___ Extracted records ___

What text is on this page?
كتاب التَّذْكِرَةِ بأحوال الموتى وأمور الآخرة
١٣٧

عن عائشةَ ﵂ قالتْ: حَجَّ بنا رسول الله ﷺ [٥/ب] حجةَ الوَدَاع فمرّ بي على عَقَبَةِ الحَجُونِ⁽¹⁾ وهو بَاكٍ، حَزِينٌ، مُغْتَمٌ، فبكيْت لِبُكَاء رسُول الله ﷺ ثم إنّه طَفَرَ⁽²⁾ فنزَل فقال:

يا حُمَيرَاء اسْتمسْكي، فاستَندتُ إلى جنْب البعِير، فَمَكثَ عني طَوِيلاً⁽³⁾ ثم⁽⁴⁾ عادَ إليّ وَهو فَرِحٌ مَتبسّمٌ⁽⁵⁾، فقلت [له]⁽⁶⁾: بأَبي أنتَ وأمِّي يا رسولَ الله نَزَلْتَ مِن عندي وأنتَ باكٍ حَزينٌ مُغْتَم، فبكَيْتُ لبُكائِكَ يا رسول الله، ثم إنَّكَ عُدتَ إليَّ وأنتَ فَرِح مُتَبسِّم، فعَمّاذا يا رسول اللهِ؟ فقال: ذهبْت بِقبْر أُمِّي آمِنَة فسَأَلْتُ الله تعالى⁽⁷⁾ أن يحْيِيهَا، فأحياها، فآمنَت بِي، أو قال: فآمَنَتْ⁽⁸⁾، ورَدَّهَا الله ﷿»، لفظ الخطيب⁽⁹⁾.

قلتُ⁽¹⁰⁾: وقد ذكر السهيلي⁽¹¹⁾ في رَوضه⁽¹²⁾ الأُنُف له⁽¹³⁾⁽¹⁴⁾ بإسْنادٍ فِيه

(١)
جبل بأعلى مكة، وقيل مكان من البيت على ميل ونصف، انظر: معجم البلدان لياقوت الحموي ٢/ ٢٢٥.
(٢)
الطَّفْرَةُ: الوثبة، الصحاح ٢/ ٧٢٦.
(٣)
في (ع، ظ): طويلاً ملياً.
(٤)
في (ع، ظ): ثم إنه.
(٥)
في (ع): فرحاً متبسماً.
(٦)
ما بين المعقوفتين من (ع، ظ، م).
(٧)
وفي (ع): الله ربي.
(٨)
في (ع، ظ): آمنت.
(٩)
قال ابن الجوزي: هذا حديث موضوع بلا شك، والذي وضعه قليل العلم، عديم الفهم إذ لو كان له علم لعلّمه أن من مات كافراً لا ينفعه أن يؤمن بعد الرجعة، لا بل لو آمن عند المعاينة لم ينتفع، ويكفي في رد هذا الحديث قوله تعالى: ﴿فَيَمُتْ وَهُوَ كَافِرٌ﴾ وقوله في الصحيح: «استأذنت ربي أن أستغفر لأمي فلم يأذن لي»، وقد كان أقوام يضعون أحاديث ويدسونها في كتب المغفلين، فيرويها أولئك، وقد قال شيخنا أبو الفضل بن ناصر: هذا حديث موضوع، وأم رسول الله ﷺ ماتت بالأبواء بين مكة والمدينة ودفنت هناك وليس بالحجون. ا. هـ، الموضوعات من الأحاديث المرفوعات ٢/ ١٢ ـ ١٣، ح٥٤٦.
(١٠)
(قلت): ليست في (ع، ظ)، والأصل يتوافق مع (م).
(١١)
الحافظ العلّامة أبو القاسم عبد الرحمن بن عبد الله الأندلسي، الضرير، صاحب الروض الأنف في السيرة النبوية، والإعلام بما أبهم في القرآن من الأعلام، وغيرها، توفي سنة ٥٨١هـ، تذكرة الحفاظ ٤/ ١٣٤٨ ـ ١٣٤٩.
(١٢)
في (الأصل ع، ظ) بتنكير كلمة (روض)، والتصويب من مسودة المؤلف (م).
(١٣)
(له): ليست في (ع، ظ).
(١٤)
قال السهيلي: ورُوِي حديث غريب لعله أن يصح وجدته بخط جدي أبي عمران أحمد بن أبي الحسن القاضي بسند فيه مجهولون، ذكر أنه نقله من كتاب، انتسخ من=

___

Every entry must be output again, exactly as written above.

What text is on this page?
كتاب التَّذْكِرَةِ بأحوال الموتى وأمور الآخرة
١٣٧

عن عائشةَ ﵂ قالتْ: حَجَّ بنا رسول الله ﷺ [٥/ب] حجةَ الوَدَاع فمرّ بي على عَقَبَةِ الحَجُونِ⁽¹⁾ وهو بَاكٍ، حَزِينٌ، مُغْتَمٌ، فبكيْت لِبُكَاء رسُول الله ﷺ ثم إنّه طَفَرَ⁽²⁾ فنزَل فقال:

يا حُمَيرَاء اسْتمسْكي، فاستَندتُ إلى جنْب البعِير، فَمَكثَ عني طَوِيلاً⁽³⁾ ثم⁽⁴⁾ عادَ إليّ وَهو فَرِحٌ مَتبسّمٌ⁽⁵⁾، فقلت [له]⁽⁶⁾: بأَبي أنتَ وأمِّي يا رسولَ الله نَزَلْتَ مِن عندي وأنتَ باكٍ حَزينٌ مُغْتَم، فبكَيْتُ لبُكائِكَ يا رسول الله، ثم إنَّكَ عُدتَ إليَّ وأنتَ فَرِح مُتَبسِّم، فعَمّاذا يا رسول اللهِ؟ فقال: ذهبْت بِقبْر أُمِّي آمِنَة فسَأَلْتُ الله تعالى⁽⁷⁾ أن يحْيِيهَا، فأحياها، فآمنَت بِي، أو قال: فآمَنَتْ⁽⁸⁾، ورَدَّهَا الله ﷿»، لفظ الخطيب⁽⁹⁾.

قلتُ⁽¹⁰⁾: وقد ذكر السهيلي⁽¹¹⁾ في رَوضه⁽¹²⁾ الأُنُف له⁽¹³⁾⁽¹⁴⁾ بإسْنادٍ فِيه

(١)
جبل بأعلى مكة، وقيل مكان من البيت على ميل ونصف، انظر: معجم البلدان لياقوت الحموي ٢/ ٢٢٥.
(٢)
الطَّفْرَةُ: الوثبة، الصحاح ٢/ ٧٢٦.
(٣)
في (ع، ظ): طويلاً ملياً.
(٤)
في (ع، ظ): ثم إنه.
(٥)
في (ع): فرحاً متبسماً.
(٦)
ما بين المعقوفتين من (ع، ظ، م).
(٧)
وفي (ع): الله ربي.
(٨)
في (ع، ظ): آمنت.
(٩)
قال ابن الجوزي: هذا حديث موضوع بلا شك، والذي وضعه قليل العلم، عديم الفهم إذ لو كان له علم لعلّمه أن من مات كافراً لا ينفعه أن يؤمن بعد الرجعة، لا بل لو آمن عند المعاينة لم ينتفع، ويكفي في رد هذا الحديث قوله تعالى: ﴿فَيَمُتْ وَهُوَ كَافِرٌ﴾ وقوله في الصحيح: «استأذنت ربي أن أستغفر لأمي فلم يأذن لي»، وقد كان أقوام يضعون أحاديث ويدسونها في كتب المغفلين، فيرويها أولئك، وقد قال شيخنا أبو الفضل بن ناصر: هذا حديث موضوع، وأم رسول الله ﷺ ماتت بالأبواء بين مكة والمدينة ودفنت هناك وليس بالحجون. ا. هـ، الموضوعات من الأحاديث المرفوعات ٢/ ١٢ ـ ١٣، ح٥٤٦.
(١٠)
(قلت): ليست في (ع، ظ)، والأصل يتوافق مع (م).
(١١)
الحافظ العلّامة أبو القاسم عبد الرحمن بن عبد الله الأندلسي، الضرير، صاحب الروض الأنف في السيرة النبوية، والإعلام بما أبهم في القرآن من الأعلام، وغيرها، توفي سنة ٥٨١هـ، تذكرة الحفاظ ٤/ ١٣٤٨ ـ ١٣٤٩.
(١٢)
في (الأصل ع، ظ) بتنكير كلمة (روض)، والتصويب من مسودة المؤلف (م).
(١٣)
(له): ليست في (ع، ظ).
(١٤)
قال السهيلي: ورُوِي حديث غريب لعله أن يصح وجدته بخط جدي أبي عمران أحمد بن أبي الحسن القاضي بسند فيه مجهولون، ذكر أنه نقله من كتاب، انتسخ من=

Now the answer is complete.